## start Data for processing
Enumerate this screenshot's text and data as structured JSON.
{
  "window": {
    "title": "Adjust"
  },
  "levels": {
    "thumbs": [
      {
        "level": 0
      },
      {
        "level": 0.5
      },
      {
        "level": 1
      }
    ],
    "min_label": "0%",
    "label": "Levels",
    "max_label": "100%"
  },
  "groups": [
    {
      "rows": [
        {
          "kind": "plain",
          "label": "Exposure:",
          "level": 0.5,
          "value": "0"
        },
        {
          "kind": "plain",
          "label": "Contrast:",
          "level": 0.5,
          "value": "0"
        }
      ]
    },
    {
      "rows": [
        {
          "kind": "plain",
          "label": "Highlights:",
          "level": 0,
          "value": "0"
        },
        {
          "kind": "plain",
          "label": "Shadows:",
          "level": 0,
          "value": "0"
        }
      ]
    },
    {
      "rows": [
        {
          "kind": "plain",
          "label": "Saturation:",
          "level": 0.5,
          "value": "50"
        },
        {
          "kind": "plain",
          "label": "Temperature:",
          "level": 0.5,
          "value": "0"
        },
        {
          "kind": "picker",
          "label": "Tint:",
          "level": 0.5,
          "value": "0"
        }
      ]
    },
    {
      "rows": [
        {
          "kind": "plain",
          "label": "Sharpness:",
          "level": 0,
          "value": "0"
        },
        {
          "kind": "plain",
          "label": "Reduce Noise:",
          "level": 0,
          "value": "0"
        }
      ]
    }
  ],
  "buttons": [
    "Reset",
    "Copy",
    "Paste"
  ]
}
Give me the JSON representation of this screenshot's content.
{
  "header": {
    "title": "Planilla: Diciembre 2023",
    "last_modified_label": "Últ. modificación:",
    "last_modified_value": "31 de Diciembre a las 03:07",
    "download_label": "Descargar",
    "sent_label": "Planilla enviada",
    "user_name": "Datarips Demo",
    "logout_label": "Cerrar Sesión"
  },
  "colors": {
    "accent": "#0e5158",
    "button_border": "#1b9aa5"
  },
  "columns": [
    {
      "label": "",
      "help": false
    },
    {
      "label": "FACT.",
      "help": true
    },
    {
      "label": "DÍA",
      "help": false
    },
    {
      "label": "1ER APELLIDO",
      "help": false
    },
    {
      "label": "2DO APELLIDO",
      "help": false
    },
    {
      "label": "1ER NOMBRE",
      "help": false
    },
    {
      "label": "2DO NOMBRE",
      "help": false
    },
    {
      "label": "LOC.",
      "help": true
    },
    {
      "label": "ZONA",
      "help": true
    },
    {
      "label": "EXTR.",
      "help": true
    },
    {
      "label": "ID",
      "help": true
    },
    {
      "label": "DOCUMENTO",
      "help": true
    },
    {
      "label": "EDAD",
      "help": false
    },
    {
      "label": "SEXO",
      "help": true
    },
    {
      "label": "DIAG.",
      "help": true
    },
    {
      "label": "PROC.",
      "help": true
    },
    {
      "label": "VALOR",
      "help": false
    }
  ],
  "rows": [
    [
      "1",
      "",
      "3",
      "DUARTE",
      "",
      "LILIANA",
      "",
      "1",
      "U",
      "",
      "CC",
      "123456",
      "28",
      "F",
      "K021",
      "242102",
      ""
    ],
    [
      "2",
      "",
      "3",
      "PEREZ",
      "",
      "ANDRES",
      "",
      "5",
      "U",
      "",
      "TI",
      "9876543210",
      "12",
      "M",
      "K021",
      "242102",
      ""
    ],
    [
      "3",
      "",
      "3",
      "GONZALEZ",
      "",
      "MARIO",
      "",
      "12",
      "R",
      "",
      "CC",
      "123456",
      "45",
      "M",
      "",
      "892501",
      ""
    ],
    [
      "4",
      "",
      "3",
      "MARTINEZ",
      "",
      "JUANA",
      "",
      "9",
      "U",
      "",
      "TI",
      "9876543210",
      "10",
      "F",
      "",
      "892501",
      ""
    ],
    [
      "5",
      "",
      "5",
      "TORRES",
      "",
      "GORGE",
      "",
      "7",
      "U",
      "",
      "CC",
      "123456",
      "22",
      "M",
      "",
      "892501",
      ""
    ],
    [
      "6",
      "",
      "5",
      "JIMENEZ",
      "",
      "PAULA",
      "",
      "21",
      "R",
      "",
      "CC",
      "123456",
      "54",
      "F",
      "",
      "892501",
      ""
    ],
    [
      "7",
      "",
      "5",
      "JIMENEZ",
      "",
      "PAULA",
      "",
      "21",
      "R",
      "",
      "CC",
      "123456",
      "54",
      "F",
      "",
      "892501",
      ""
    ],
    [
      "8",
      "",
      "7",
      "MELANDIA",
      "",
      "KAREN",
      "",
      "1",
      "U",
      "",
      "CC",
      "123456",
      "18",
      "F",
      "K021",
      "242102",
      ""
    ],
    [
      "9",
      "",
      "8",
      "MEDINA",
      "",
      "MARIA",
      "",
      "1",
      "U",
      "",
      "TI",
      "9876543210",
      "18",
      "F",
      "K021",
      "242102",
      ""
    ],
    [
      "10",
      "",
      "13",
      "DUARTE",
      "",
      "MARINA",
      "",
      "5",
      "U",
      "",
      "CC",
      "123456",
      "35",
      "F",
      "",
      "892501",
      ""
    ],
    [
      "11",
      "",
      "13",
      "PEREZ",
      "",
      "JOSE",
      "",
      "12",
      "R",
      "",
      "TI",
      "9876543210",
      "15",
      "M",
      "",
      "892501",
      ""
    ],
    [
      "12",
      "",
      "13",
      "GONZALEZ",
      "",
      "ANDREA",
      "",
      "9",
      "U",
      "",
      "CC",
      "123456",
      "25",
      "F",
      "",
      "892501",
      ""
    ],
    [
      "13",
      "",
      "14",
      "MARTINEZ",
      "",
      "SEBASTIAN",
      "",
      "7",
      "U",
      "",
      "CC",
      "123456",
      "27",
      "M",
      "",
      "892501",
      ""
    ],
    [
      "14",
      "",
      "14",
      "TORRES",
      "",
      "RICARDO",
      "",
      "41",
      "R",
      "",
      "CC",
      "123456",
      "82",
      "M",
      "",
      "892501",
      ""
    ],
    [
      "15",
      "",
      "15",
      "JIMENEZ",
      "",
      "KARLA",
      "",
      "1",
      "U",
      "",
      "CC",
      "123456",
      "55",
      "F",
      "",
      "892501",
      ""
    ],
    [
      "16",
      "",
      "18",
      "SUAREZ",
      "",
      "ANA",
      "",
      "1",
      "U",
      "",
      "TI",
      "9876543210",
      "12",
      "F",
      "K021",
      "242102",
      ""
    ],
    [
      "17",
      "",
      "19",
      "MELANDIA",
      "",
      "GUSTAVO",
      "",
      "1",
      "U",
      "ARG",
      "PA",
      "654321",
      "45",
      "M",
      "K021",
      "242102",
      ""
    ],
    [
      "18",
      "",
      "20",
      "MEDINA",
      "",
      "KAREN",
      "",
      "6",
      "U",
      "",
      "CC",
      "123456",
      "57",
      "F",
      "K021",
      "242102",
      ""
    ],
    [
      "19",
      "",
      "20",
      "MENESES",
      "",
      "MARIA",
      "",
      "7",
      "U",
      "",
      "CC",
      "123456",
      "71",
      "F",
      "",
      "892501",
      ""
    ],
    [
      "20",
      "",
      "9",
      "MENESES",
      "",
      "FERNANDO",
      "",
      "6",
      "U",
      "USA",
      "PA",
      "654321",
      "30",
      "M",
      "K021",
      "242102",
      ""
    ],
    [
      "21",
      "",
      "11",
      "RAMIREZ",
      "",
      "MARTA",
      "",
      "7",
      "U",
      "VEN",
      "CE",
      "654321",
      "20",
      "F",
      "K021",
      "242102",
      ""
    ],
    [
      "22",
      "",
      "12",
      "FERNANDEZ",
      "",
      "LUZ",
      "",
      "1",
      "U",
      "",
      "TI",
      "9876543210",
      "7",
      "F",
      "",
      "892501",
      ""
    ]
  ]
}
## end Data for processing
Directions ▸ Count the lines in the records above that contain the word "screenshot", and give only that number.

Written solution ▸ 2